### Data provided

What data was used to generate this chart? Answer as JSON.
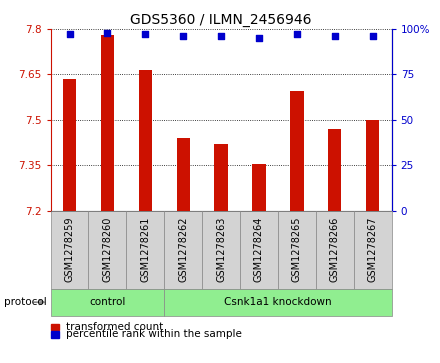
{
  "title": "GDS5360 / ILMN_2456946",
  "samples": [
    "GSM1278259",
    "GSM1278260",
    "GSM1278261",
    "GSM1278262",
    "GSM1278263",
    "GSM1278264",
    "GSM1278265",
    "GSM1278266",
    "GSM1278267"
  ],
  "bar_values": [
    7.635,
    7.78,
    7.665,
    7.44,
    7.42,
    7.355,
    7.595,
    7.47,
    7.5
  ],
  "percentile_values": [
    97,
    98,
    97,
    96,
    96,
    95,
    97,
    96,
    96
  ],
  "bar_color": "#cc1100",
  "dot_color": "#0000cc",
  "ylim": [
    7.2,
    7.8
  ],
  "y2lim": [
    0,
    100
  ],
  "yticks": [
    7.2,
    7.35,
    7.5,
    7.65,
    7.8
  ],
  "y2ticks": [
    0,
    25,
    50,
    75,
    100
  ],
  "ytick_labels": [
    "7.2",
    "7.35",
    "7.5",
    "7.65",
    "7.8"
  ],
  "y2tick_labels": [
    "0",
    "25",
    "50",
    "75",
    "100%"
  ],
  "control_samples": 3,
  "control_label": "control",
  "knockdown_label": "Csnk1a1 knockdown",
  "protocol_label": "protocol",
  "legend_bar_label": "transformed count",
  "legend_dot_label": "percentile rank within the sample",
  "bar_color_hex": "#cc1100",
  "dot_color_hex": "#0000cc",
  "sample_box_color": "#d3d3d3",
  "protocol_box_color": "#90ee90",
  "bar_width": 0.35,
  "title_fontsize": 10,
  "tick_fontsize": 7.5,
  "label_fontsize": 7.5,
  "sample_fontsize": 7
}
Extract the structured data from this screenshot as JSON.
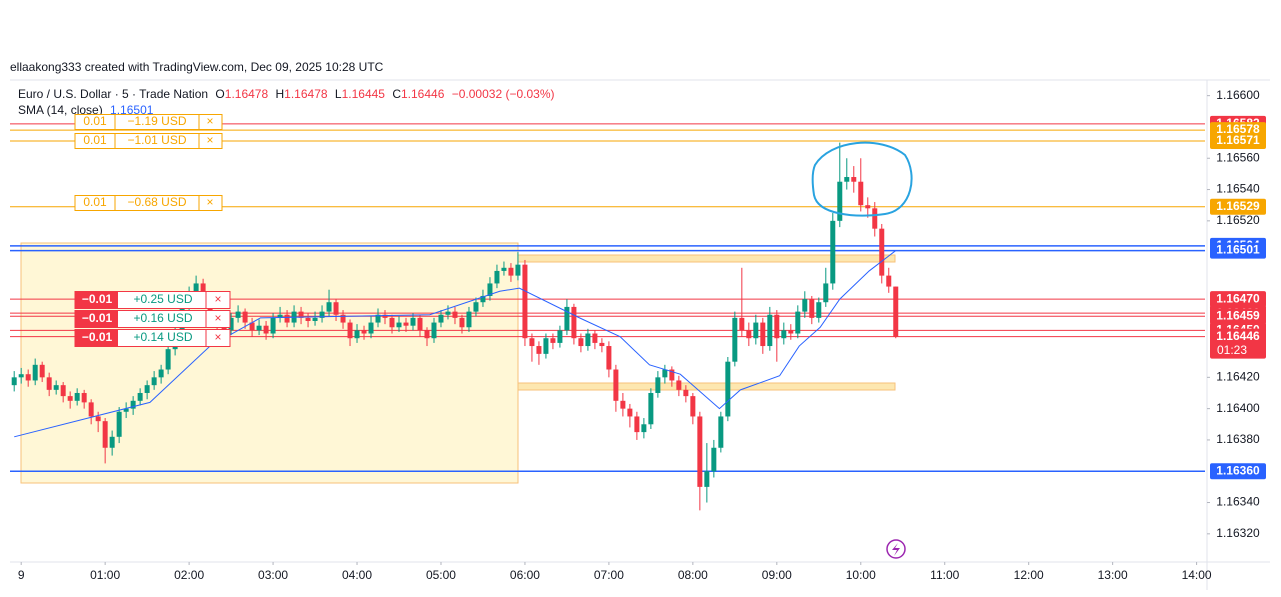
{
  "header": "ellaakong333 created with TradingView.com, Dec 09, 2025 10:28 UTC",
  "legend": {
    "symbol": "Euro / U.S. Dollar · 5 · Trade Nation",
    "o_label": "O",
    "o": "1.16478",
    "h_label": "H",
    "h": "1.16478",
    "l_label": "L",
    "l": "1.16445",
    "c_label": "C",
    "c": "1.16446",
    "change": "−0.00032 (−0.03%)",
    "sma_label": "SMA (14, close)",
    "sma_value": "1.16501"
  },
  "orders": [
    {
      "qty": "0.01",
      "pnl": "−1.19 USD",
      "kind": "pending"
    },
    {
      "qty": "0.01",
      "pnl": "−1.01 USD",
      "kind": "pending"
    },
    {
      "qty": "0.01",
      "pnl": "−0.68 USD",
      "kind": "pending"
    },
    {
      "qty": "−0.01",
      "pnl": "+0.25 USD",
      "kind": "open"
    },
    {
      "qty": "−0.01",
      "pnl": "+0.16 USD",
      "kind": "open"
    },
    {
      "qty": "−0.01",
      "pnl": "+0.14 USD",
      "kind": "open"
    }
  ],
  "close_symbol": "×",
  "chart_data": {
    "type": "candlestick",
    "up_color": "#089981",
    "down_color": "#f23645",
    "x": [
      -5,
      0,
      5,
      10,
      15,
      20,
      25,
      30,
      35,
      40,
      45,
      50,
      55,
      60,
      65,
      70,
      75,
      80,
      85,
      90,
      95,
      100,
      105,
      110,
      115,
      120,
      125,
      130,
      135,
      140,
      145,
      150,
      155,
      160,
      165,
      170,
      175,
      180,
      185,
      190,
      195,
      200,
      205,
      210,
      215,
      220,
      225,
      230,
      235,
      240,
      245,
      250,
      255,
      260,
      265,
      270,
      275,
      280,
      285,
      290,
      295,
      300,
      305,
      310,
      315,
      320,
      325,
      330,
      335,
      340,
      345,
      350,
      355,
      360,
      365,
      370,
      375,
      380,
      385,
      390,
      395,
      400,
      405,
      410,
      415,
      420,
      425,
      430,
      435,
      440,
      445,
      450,
      455,
      460,
      465,
      470,
      475,
      480,
      485,
      490,
      495,
      500,
      505,
      510,
      515,
      520,
      525,
      530,
      535,
      540,
      545,
      550,
      555,
      560,
      565,
      570,
      575,
      580,
      585,
      590,
      595,
      600,
      605,
      610,
      615,
      620,
      625
    ],
    "candles": [
      [
        1.16415,
        1.16424,
        1.16411,
        1.1642
      ],
      [
        1.1642,
        1.16426,
        1.16416,
        1.16422
      ],
      [
        1.16422,
        1.16425,
        1.16414,
        1.16418
      ],
      [
        1.16418,
        1.16432,
        1.16415,
        1.16428
      ],
      [
        1.16428,
        1.1643,
        1.16417,
        1.1642
      ],
      [
        1.1642,
        1.16423,
        1.16408,
        1.16412
      ],
      [
        1.16412,
        1.16418,
        1.16409,
        1.16415
      ],
      [
        1.16415,
        1.16417,
        1.16404,
        1.16408
      ],
      [
        1.16408,
        1.16411,
        1.164,
        1.16405
      ],
      [
        1.16405,
        1.16413,
        1.16402,
        1.1641
      ],
      [
        1.1641,
        1.16412,
        1.164,
        1.16404
      ],
      [
        1.16404,
        1.16406,
        1.1639,
        1.16395
      ],
      [
        1.16395,
        1.16398,
        1.16385,
        1.16392
      ],
      [
        1.16392,
        1.16394,
        1.16365,
        1.16375
      ],
      [
        1.16375,
        1.16386,
        1.1637,
        1.16382
      ],
      [
        1.16382,
        1.16401,
        1.16378,
        1.16398
      ],
      [
        1.16398,
        1.16404,
        1.16394,
        1.164
      ],
      [
        1.164,
        1.16408,
        1.16396,
        1.16405
      ],
      [
        1.16405,
        1.16413,
        1.16402,
        1.1641
      ],
      [
        1.1641,
        1.16418,
        1.16406,
        1.16415
      ],
      [
        1.16415,
        1.16424,
        1.16412,
        1.1642
      ],
      [
        1.1642,
        1.16428,
        1.16416,
        1.16425
      ],
      [
        1.16425,
        1.16441,
        1.16422,
        1.16438
      ],
      [
        1.16438,
        1.16452,
        1.16434,
        1.16448
      ],
      [
        1.16448,
        1.16468,
        1.16445,
        1.16465
      ],
      [
        1.16465,
        1.16478,
        1.16462,
        1.16475
      ],
      [
        1.16475,
        1.16485,
        1.1647,
        1.1648
      ],
      [
        1.1648,
        1.16483,
        1.16466,
        1.1647
      ],
      [
        1.1647,
        1.16472,
        1.16455,
        1.1646
      ],
      [
        1.1646,
        1.16463,
        1.1645,
        1.16455
      ],
      [
        1.16455,
        1.16458,
        1.16446,
        1.1645
      ],
      [
        1.1645,
        1.16461,
        1.16447,
        1.16458
      ],
      [
        1.16458,
        1.16466,
        1.16455,
        1.16462
      ],
      [
        1.16462,
        1.16464,
        1.16451,
        1.16455
      ],
      [
        1.16455,
        1.16458,
        1.16446,
        1.1645
      ],
      [
        1.1645,
        1.16457,
        1.16447,
        1.16453
      ],
      [
        1.16453,
        1.16456,
        1.16444,
        1.16448
      ],
      [
        1.16448,
        1.16461,
        1.16445,
        1.16458
      ],
      [
        1.16458,
        1.16465,
        1.16455,
        1.1646
      ],
      [
        1.1646,
        1.16463,
        1.16452,
        1.16455
      ],
      [
        1.16455,
        1.16466,
        1.16452,
        1.16462
      ],
      [
        1.16462,
        1.16465,
        1.16454,
        1.16458
      ],
      [
        1.16458,
        1.16461,
        1.16452,
        1.16456
      ],
      [
        1.16456,
        1.16462,
        1.16453,
        1.16458
      ],
      [
        1.16458,
        1.16466,
        1.16455,
        1.16462
      ],
      [
        1.16462,
        1.16476,
        1.16459,
        1.16468
      ],
      [
        1.16468,
        1.1647,
        1.16456,
        1.1646
      ],
      [
        1.1646,
        1.16463,
        1.16451,
        1.16455
      ],
      [
        1.16455,
        1.16457,
        1.1644,
        1.16445
      ],
      [
        1.16445,
        1.16454,
        1.16442,
        1.1645
      ],
      [
        1.1645,
        1.16453,
        1.16444,
        1.16448
      ],
      [
        1.16448,
        1.16459,
        1.16445,
        1.16455
      ],
      [
        1.16455,
        1.16464,
        1.16452,
        1.1646
      ],
      [
        1.1646,
        1.16463,
        1.16454,
        1.16458
      ],
      [
        1.16458,
        1.1646,
        1.16448,
        1.16452
      ],
      [
        1.16452,
        1.16459,
        1.16449,
        1.16455
      ],
      [
        1.16455,
        1.16458,
        1.16449,
        1.16453
      ],
      [
        1.16453,
        1.16461,
        1.1645,
        1.16458
      ],
      [
        1.16458,
        1.1646,
        1.16446,
        1.1645
      ],
      [
        1.1645,
        1.16452,
        1.1644,
        1.16445
      ],
      [
        1.16445,
        1.16458,
        1.16442,
        1.16455
      ],
      [
        1.16455,
        1.16463,
        1.16452,
        1.1646
      ],
      [
        1.1646,
        1.16466,
        1.16457,
        1.16462
      ],
      [
        1.16462,
        1.16465,
        1.16454,
        1.16458
      ],
      [
        1.16458,
        1.1646,
        1.16448,
        1.16452
      ],
      [
        1.16452,
        1.16465,
        1.16449,
        1.16462
      ],
      [
        1.16462,
        1.16471,
        1.16459,
        1.16468
      ],
      [
        1.16468,
        1.16476,
        1.16465,
        1.16472
      ],
      [
        1.16472,
        1.16484,
        1.16469,
        1.1648
      ],
      [
        1.1648,
        1.16492,
        1.16477,
        1.16488
      ],
      [
        1.16488,
        1.16494,
        1.16485,
        1.1649
      ],
      [
        1.1649,
        1.16493,
        1.16481,
        1.16485
      ],
      [
        1.16485,
        1.165,
        1.16482,
        1.16492
      ],
      [
        1.16492,
        1.16495,
        1.1644,
        1.16445
      ],
      [
        1.16445,
        1.16448,
        1.1643,
        1.1644
      ],
      [
        1.1644,
        1.16443,
        1.16428,
        1.16435
      ],
      [
        1.16435,
        1.16448,
        1.16432,
        1.16445
      ],
      [
        1.16445,
        1.16448,
        1.16438,
        1.16442
      ],
      [
        1.16442,
        1.16453,
        1.16439,
        1.1645
      ],
      [
        1.1645,
        1.1647,
        1.16447,
        1.16465
      ],
      [
        1.16465,
        1.16467,
        1.16441,
        1.16445
      ],
      [
        1.16445,
        1.16448,
        1.16436,
        1.1644
      ],
      [
        1.1644,
        1.16451,
        1.16437,
        1.16448
      ],
      [
        1.16448,
        1.1645,
        1.16438,
        1.16442
      ],
      [
        1.16442,
        1.16445,
        1.16436,
        1.1644
      ],
      [
        1.1644,
        1.16443,
        1.1642,
        1.16425
      ],
      [
        1.16425,
        1.16428,
        1.16398,
        1.16405
      ],
      [
        1.16405,
        1.1641,
        1.16395,
        1.164
      ],
      [
        1.164,
        1.16403,
        1.16388,
        1.16395
      ],
      [
        1.16395,
        1.16398,
        1.1638,
        1.16385
      ],
      [
        1.16385,
        1.16394,
        1.16381,
        1.1639
      ],
      [
        1.1639,
        1.16413,
        1.16387,
        1.1641
      ],
      [
        1.1641,
        1.16424,
        1.16407,
        1.1642
      ],
      [
        1.1642,
        1.16428,
        1.16416,
        1.16425
      ],
      [
        1.16425,
        1.16427,
        1.16414,
        1.16418
      ],
      [
        1.16418,
        1.16421,
        1.16408,
        1.16412
      ],
      [
        1.16412,
        1.16415,
        1.16404,
        1.16408
      ],
      [
        1.16408,
        1.1641,
        1.1639,
        1.16395
      ],
      [
        1.16395,
        1.16398,
        1.16335,
        1.1635
      ],
      [
        1.1635,
        1.16378,
        1.1634,
        1.1636
      ],
      [
        1.1636,
        1.1638,
        1.16356,
        1.16375
      ],
      [
        1.16375,
        1.16398,
        1.16372,
        1.16395
      ],
      [
        1.16395,
        1.16433,
        1.16392,
        1.1643
      ],
      [
        1.1643,
        1.16462,
        1.16427,
        1.16458
      ],
      [
        1.16458,
        1.1649,
        1.16446,
        1.1645
      ],
      [
        1.1645,
        1.16455,
        1.1644,
        1.16445
      ],
      [
        1.16445,
        1.1646,
        1.16441,
        1.16455
      ],
      [
        1.16455,
        1.16458,
        1.16435,
        1.1644
      ],
      [
        1.1644,
        1.16465,
        1.16437,
        1.1646
      ],
      [
        1.1646,
        1.16463,
        1.1643,
        1.16445
      ],
      [
        1.16445,
        1.16455,
        1.16441,
        1.1645
      ],
      [
        1.1645,
        1.16454,
        1.16444,
        1.16448
      ],
      [
        1.16448,
        1.16466,
        1.16445,
        1.16462
      ],
      [
        1.16462,
        1.16475,
        1.16458,
        1.1647
      ],
      [
        1.1647,
        1.16472,
        1.16454,
        1.16458
      ],
      [
        1.16458,
        1.16471,
        1.16455,
        1.16468
      ],
      [
        1.16468,
        1.1649,
        1.16465,
        1.1648
      ],
      [
        1.1648,
        1.16525,
        1.16476,
        1.1652
      ],
      [
        1.1652,
        1.1657,
        1.16516,
        1.16545
      ],
      [
        1.16545,
        1.1656,
        1.1654,
        1.16548
      ],
      [
        1.16548,
        1.16555,
        1.16538,
        1.16545
      ],
      [
        1.16545,
        1.1656,
        1.16526,
        1.1653
      ],
      [
        1.1653,
        1.16535,
        1.16522,
        1.16528
      ],
      [
        1.16528,
        1.16532,
        1.1651,
        1.16515
      ],
      [
        1.16515,
        1.16518,
        1.1648,
        1.16485
      ],
      [
        1.16485,
        1.1649,
        1.16474,
        1.16478
      ],
      [
        1.16478,
        1.16478,
        1.16445,
        1.16446
      ]
    ],
    "sma": {
      "color": "#2962ff",
      "x": [
        -5,
        92,
        135,
        171,
        292,
        342,
        356,
        399,
        428,
        449,
        471,
        499,
        514,
        542,
        556,
        571,
        585,
        606,
        625
      ],
      "values": [
        1.16382,
        1.16404,
        1.1644,
        1.16458,
        1.1646,
        1.16475,
        1.16477,
        1.16458,
        1.16446,
        1.16428,
        1.16422,
        1.164,
        1.16412,
        1.16421,
        1.1644,
        1.16452,
        1.1647,
        1.16488,
        1.16501
      ]
    },
    "price_lines": [
      {
        "value": 1.16582,
        "label": "1.16582",
        "color": "#f23645"
      },
      {
        "value": 1.16578,
        "label": "1.16578",
        "color": "#f7a600"
      },
      {
        "value": 1.16571,
        "label": "1.16571",
        "color": "#f7a600"
      },
      {
        "value": 1.16529,
        "label": "1.16529",
        "color": "#f7a600"
      },
      {
        "value": 1.16504,
        "label": "1.16504",
        "color": "#2962ff"
      },
      {
        "value": 1.16501,
        "label": "1.16501",
        "color": "#2962ff"
      },
      {
        "value": 1.1647,
        "label": "1.16470",
        "color": "#f23645"
      },
      {
        "value": 1.16461,
        "label": "1.16461",
        "color": "#f23645"
      },
      {
        "value": 1.16459,
        "label": "1.16459",
        "color": "#f23645"
      },
      {
        "value": 1.1645,
        "label": "1.16450",
        "color": "#f23645"
      },
      {
        "value": 1.16446,
        "label": "1.16446",
        "color": "#f23645",
        "countdown": "01:23"
      },
      {
        "value": 1.1636,
        "label": "1.16360",
        "color": "#2962ff"
      }
    ],
    "ylim": [
      1.1661,
      1.16302
    ],
    "yticks": [
      {
        "value": 1.166,
        "label": "1.16600"
      },
      {
        "value": 1.1656,
        "label": "1.16560"
      },
      {
        "value": 1.1654,
        "label": "1.16540"
      },
      {
        "value": 1.1652,
        "label": "1.16520"
      },
      {
        "value": 1.1642,
        "label": "1.16420"
      },
      {
        "value": 1.164,
        "label": "1.16400"
      },
      {
        "value": 1.1638,
        "label": "1.16380"
      },
      {
        "value": 1.1634,
        "label": "1.16340"
      },
      {
        "value": 1.1632,
        "label": "1.16320"
      }
    ],
    "xlim": [
      -8,
      846
    ],
    "xticks": [
      {
        "value": 0,
        "label": "9"
      },
      {
        "value": 60,
        "label": "01:00"
      },
      {
        "value": 120,
        "label": "02:00"
      },
      {
        "value": 180,
        "label": "03:00"
      },
      {
        "value": 240,
        "label": "04:00"
      },
      {
        "value": 300,
        "label": "05:00"
      },
      {
        "value": 360,
        "label": "06:00"
      },
      {
        "value": 420,
        "label": "07:00"
      },
      {
        "value": 480,
        "label": "08:00"
      },
      {
        "value": 540,
        "label": "09:00"
      },
      {
        "value": 600,
        "label": "10:00"
      },
      {
        "value": 660,
        "label": "11:00"
      },
      {
        "value": 720,
        "label": "12:00"
      },
      {
        "value": 780,
        "label": "13:00"
      },
      {
        "value": 840,
        "label": "14:00"
      }
    ]
  }
}
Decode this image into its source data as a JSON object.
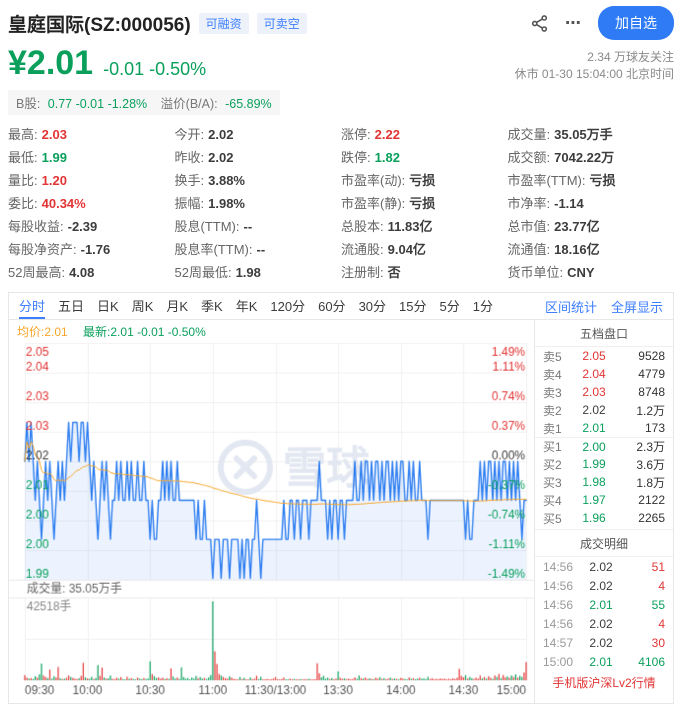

######

Copy each line of the listing that contains the string "JSON".

## Written answer
What data was used to generate this chart? Answer as JSON.
Extract the structured data from this screenshot as JSON.
Decode this image into its source data as a JSON object.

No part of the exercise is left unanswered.